━━━ Given data ━━━

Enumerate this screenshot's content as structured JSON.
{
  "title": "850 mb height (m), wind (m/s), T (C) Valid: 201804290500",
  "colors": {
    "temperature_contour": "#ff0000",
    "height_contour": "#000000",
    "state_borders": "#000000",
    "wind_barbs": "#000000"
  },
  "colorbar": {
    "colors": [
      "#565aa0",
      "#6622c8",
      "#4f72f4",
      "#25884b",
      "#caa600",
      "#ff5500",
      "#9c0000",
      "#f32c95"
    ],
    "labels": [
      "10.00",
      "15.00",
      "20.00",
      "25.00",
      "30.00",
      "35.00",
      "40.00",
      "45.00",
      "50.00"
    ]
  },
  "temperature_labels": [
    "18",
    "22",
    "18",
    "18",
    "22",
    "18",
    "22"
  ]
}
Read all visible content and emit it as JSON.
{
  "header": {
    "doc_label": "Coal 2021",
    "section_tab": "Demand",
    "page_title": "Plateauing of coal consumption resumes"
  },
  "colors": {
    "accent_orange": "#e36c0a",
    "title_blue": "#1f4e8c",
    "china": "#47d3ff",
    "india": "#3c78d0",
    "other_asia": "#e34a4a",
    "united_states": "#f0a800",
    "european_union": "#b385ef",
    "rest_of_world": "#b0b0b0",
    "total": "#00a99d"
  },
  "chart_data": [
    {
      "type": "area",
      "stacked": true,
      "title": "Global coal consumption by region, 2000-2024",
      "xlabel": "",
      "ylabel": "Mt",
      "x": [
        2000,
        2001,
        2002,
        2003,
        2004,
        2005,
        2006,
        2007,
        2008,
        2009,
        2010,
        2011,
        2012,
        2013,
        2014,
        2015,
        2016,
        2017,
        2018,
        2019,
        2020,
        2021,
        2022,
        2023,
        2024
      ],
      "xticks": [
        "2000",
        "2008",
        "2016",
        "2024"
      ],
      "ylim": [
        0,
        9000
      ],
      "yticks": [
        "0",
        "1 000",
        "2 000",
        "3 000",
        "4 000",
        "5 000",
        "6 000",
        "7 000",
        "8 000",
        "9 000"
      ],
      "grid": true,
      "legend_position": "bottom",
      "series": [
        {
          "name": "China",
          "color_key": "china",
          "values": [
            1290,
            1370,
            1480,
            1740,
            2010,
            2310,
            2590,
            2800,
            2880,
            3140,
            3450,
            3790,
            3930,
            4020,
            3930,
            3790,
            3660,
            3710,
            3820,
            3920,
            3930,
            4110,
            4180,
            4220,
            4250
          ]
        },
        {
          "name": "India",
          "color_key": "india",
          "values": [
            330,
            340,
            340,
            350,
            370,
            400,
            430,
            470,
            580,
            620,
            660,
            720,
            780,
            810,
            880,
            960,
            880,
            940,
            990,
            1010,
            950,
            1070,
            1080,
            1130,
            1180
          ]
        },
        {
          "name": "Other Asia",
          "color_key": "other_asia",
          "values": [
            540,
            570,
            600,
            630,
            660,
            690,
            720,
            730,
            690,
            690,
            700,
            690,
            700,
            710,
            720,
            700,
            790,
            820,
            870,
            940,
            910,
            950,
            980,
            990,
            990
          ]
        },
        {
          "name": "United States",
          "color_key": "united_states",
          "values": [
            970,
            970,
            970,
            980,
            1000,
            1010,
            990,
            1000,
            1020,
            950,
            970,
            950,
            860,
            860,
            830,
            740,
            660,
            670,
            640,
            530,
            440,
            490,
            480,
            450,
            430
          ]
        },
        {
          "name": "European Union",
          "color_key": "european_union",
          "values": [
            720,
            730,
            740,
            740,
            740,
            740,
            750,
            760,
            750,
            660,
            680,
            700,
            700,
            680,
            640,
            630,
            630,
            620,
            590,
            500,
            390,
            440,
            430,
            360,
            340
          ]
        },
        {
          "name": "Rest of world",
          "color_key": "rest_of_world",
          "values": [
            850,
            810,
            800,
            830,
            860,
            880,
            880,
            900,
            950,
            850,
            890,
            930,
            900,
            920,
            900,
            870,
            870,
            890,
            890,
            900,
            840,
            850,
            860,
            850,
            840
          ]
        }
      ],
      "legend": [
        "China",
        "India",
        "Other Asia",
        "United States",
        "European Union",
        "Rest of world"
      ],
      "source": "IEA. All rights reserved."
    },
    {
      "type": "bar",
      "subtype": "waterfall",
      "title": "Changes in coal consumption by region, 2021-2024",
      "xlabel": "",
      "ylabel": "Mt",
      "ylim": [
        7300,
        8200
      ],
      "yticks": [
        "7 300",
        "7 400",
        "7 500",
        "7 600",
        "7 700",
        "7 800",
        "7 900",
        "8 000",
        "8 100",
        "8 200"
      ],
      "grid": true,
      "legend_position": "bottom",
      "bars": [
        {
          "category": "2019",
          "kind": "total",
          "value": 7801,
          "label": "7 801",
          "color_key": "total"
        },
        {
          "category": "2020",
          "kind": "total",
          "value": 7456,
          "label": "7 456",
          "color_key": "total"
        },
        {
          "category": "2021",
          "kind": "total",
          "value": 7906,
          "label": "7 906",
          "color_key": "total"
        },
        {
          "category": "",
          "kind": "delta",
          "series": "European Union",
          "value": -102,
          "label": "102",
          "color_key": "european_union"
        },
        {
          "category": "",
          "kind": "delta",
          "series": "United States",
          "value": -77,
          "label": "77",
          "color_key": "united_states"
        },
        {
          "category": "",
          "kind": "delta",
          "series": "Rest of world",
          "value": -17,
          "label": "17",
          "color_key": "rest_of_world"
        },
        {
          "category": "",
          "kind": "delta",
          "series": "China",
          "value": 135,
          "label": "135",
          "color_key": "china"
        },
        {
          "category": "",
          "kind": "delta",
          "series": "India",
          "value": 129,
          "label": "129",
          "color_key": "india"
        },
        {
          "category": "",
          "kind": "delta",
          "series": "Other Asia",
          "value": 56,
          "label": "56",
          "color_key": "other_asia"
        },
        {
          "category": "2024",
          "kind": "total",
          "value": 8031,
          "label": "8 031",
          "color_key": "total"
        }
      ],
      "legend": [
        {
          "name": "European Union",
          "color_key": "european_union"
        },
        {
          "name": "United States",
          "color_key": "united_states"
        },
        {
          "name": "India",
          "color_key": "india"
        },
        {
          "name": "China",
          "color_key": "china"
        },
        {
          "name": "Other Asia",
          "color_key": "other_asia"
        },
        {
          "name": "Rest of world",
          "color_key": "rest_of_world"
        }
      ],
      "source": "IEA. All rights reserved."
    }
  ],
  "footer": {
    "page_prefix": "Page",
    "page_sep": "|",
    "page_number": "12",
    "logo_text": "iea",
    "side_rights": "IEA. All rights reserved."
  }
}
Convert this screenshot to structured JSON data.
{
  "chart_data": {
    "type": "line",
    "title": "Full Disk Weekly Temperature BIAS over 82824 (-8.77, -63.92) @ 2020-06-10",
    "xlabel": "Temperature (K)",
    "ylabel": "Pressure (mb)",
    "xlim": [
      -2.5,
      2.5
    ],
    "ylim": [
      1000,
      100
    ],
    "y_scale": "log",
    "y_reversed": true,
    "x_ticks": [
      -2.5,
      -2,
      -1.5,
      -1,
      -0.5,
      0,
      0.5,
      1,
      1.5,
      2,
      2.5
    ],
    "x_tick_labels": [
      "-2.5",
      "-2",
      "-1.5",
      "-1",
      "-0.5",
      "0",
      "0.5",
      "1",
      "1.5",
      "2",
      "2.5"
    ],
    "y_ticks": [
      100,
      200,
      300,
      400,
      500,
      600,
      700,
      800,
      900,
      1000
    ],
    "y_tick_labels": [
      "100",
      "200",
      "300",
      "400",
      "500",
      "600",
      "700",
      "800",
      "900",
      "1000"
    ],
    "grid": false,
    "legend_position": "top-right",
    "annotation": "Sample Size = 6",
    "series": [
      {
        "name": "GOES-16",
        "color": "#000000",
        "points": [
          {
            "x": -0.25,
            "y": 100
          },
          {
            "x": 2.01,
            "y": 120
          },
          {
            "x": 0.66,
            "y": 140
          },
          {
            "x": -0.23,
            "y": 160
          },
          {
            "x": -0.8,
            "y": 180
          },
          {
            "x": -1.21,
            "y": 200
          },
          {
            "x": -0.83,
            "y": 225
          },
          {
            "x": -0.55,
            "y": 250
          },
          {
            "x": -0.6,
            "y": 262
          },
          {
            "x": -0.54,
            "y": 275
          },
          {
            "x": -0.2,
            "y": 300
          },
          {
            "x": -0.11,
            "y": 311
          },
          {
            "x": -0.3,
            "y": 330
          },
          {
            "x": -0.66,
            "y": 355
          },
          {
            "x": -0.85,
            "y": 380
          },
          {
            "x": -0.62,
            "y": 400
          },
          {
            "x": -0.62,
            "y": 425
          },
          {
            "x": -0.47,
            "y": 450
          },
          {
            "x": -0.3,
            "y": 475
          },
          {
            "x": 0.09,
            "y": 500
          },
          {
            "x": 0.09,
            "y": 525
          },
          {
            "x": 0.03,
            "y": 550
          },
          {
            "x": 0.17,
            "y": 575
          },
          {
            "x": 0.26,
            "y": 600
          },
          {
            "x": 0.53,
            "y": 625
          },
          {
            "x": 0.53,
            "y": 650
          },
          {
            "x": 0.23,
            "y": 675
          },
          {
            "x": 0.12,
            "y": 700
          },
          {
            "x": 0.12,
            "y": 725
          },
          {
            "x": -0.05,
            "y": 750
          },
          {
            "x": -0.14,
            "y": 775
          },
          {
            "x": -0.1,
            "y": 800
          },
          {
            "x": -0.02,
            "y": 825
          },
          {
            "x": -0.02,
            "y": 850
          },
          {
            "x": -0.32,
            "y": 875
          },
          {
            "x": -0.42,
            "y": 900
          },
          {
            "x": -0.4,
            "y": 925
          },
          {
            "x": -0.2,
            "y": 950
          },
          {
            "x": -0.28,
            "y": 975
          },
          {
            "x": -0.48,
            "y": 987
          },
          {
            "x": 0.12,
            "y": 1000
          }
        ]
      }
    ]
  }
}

━━━

*Objective*.
Show every line that contains the word "structured".

*Task solution*.
Enumerate this screenshot's content as structured JSON.
Convert this screenshot to structured JSON data.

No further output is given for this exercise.